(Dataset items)
........
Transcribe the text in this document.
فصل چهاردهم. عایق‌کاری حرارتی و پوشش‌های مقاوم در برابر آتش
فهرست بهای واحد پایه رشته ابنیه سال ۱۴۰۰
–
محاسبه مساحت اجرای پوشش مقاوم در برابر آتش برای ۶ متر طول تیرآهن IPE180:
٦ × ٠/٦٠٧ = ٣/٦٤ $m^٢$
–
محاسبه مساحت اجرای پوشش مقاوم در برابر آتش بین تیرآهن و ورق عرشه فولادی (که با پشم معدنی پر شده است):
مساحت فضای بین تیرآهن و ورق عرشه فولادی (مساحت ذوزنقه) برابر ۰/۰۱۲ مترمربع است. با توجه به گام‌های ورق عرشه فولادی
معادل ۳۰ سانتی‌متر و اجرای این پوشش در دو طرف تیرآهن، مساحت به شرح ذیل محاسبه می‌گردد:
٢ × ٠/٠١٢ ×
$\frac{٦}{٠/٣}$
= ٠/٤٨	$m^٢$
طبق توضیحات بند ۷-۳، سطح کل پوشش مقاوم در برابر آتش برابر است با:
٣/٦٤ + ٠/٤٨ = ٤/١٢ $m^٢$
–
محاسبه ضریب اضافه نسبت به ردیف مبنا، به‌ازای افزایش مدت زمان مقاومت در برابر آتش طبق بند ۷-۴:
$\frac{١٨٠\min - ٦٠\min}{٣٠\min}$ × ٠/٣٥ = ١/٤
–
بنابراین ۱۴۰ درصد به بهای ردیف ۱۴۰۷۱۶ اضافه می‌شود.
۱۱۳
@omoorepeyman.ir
........
Problem details> From the material above, copy each line that includes the word "عرشه".

Solution below>
محاسبه مساحت اجرای پوشش مقاوم در برابر آتش بین تیرآهن و ورق عرشه فولادی (که با پشم معدنی پر شده است):
مساحت فضای بین تیرآهن و ورق عرشه فولادی (مساحت ذوزنقه) برابر ۰/۰۱۲ مترمربع است. با توجه به گام‌های ورق عرشه فولادی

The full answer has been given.